-- start --
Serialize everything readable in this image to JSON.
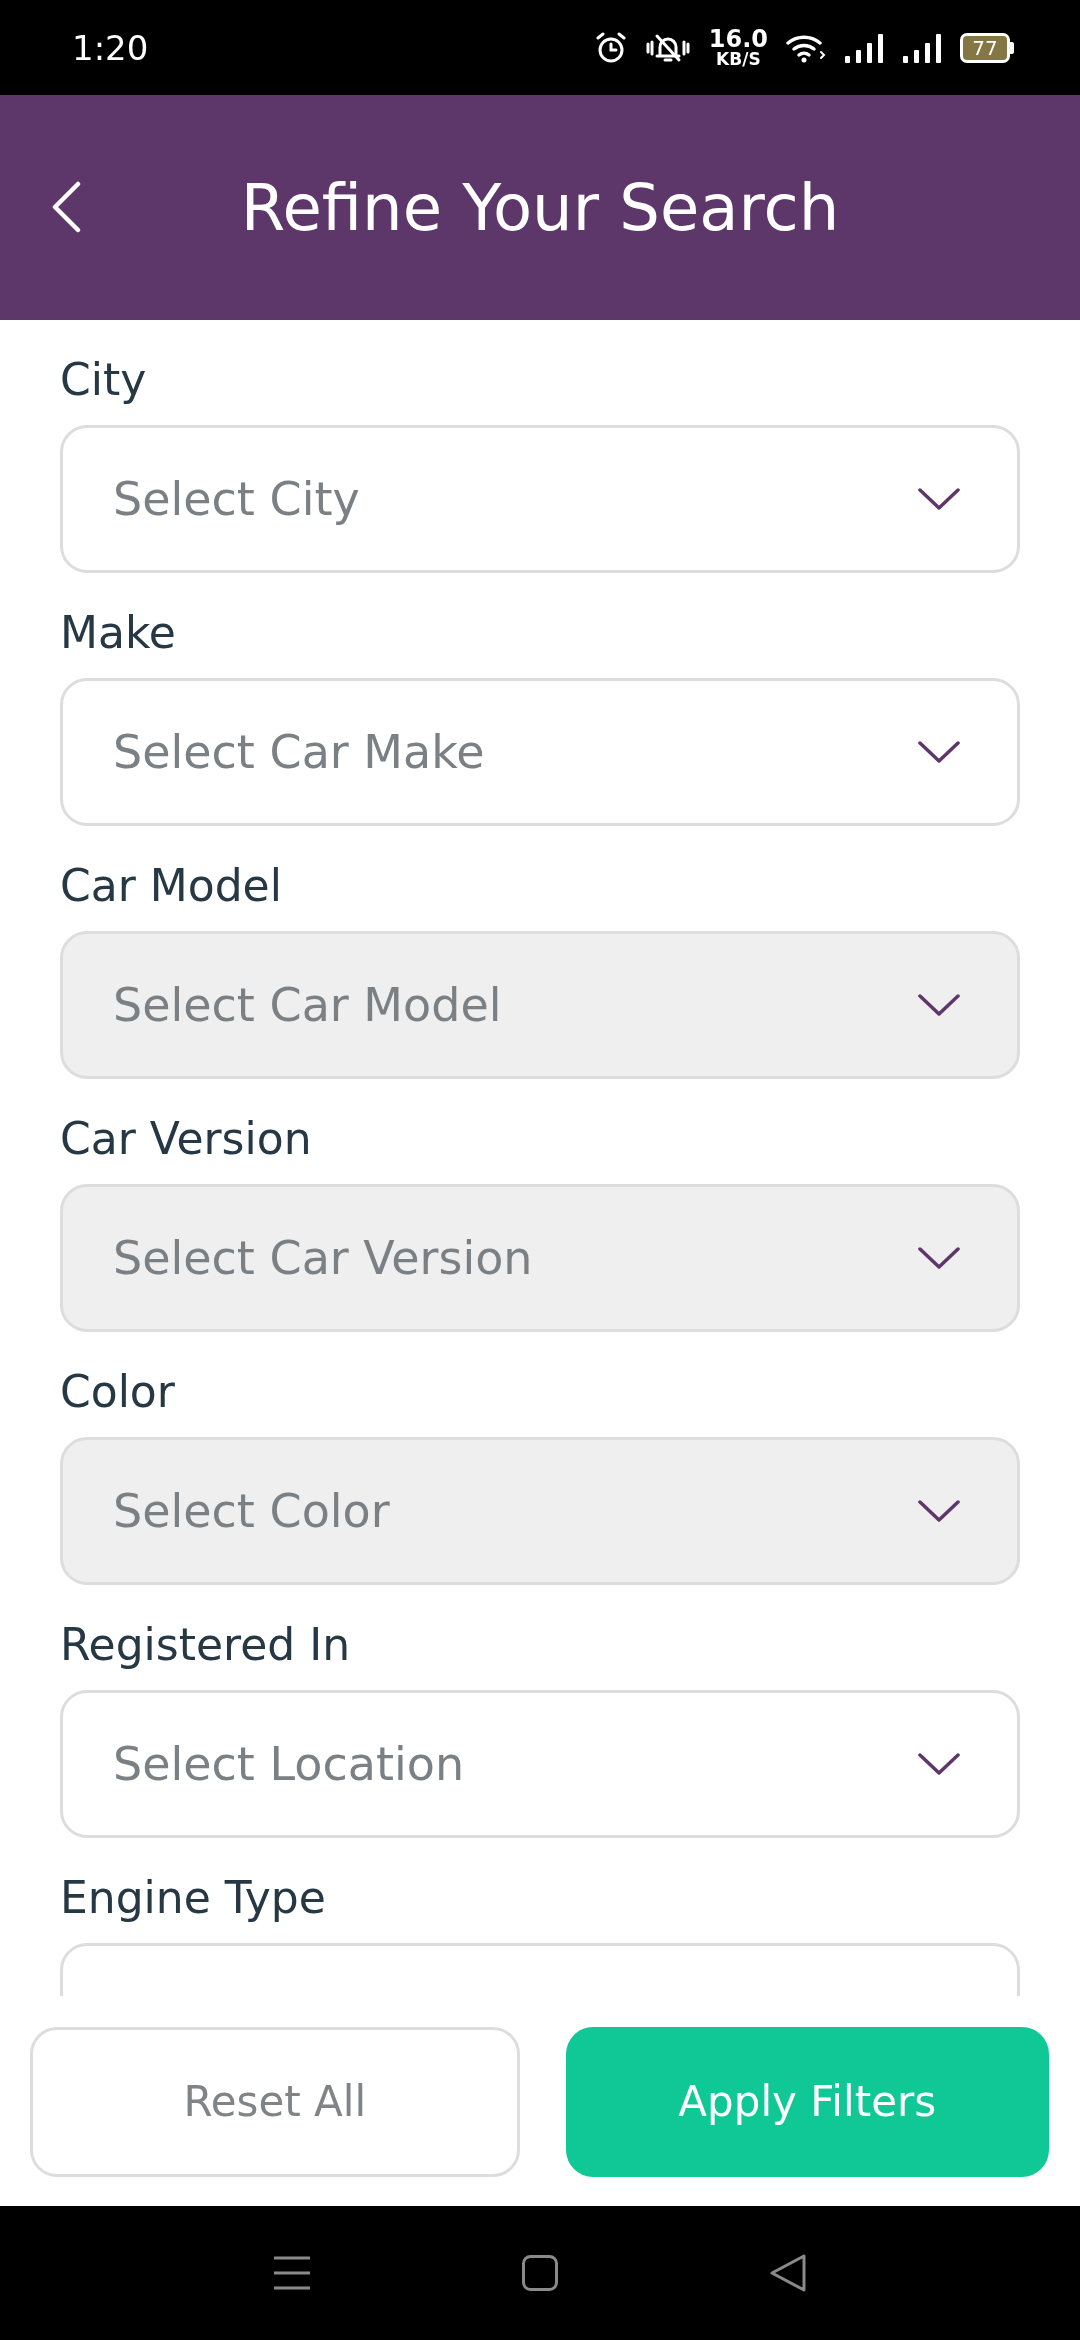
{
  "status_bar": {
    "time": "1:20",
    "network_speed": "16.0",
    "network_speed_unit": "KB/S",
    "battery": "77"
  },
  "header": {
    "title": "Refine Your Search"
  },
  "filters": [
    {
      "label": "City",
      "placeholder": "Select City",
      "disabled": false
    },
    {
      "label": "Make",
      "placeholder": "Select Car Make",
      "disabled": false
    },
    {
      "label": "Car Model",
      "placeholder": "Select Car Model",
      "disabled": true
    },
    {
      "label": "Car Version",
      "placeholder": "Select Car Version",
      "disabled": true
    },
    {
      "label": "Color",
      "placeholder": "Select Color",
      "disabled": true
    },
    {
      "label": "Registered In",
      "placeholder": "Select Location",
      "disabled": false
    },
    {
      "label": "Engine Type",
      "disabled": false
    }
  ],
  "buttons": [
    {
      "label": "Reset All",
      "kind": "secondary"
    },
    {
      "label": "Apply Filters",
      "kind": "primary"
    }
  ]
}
-- end --
**Instructions for the task**. Your copy of the data should match it exactly, except that pictures are left out.

**Exercise result**.
Serialize everything readable in this image to JSON.
{
  "status_bar": {
    "time": "1:20",
    "network_speed": "16.0",
    "network_speed_unit": "KB/S",
    "battery": "77"
  },
  "header": {
    "title": "Refine Your Search"
  },
  "filters": [
    {
      "label": "City",
      "placeholder": "Select City",
      "disabled": false
    },
    {
      "label": "Make",
      "placeholder": "Select Car Make",
      "disabled": false
    },
    {
      "label": "Car Model",
      "placeholder": "Select Car Model",
      "disabled": true
    },
    {
      "label": "Car Version",
      "placeholder": "Select Car Version",
      "disabled": true
    },
    {
      "label": "Color",
      "placeholder": "Select Color",
      "disabled": true
    },
    {
      "label": "Registered In",
      "placeholder": "Select Location",
      "disabled": false
    },
    {
      "label": "Engine Type",
      "disabled": false
    }
  ],
  "buttons": [
    {
      "label": "Reset All",
      "kind": "secondary"
    },
    {
      "label": "Apply Filters",
      "kind": "primary"
    }
  ]
}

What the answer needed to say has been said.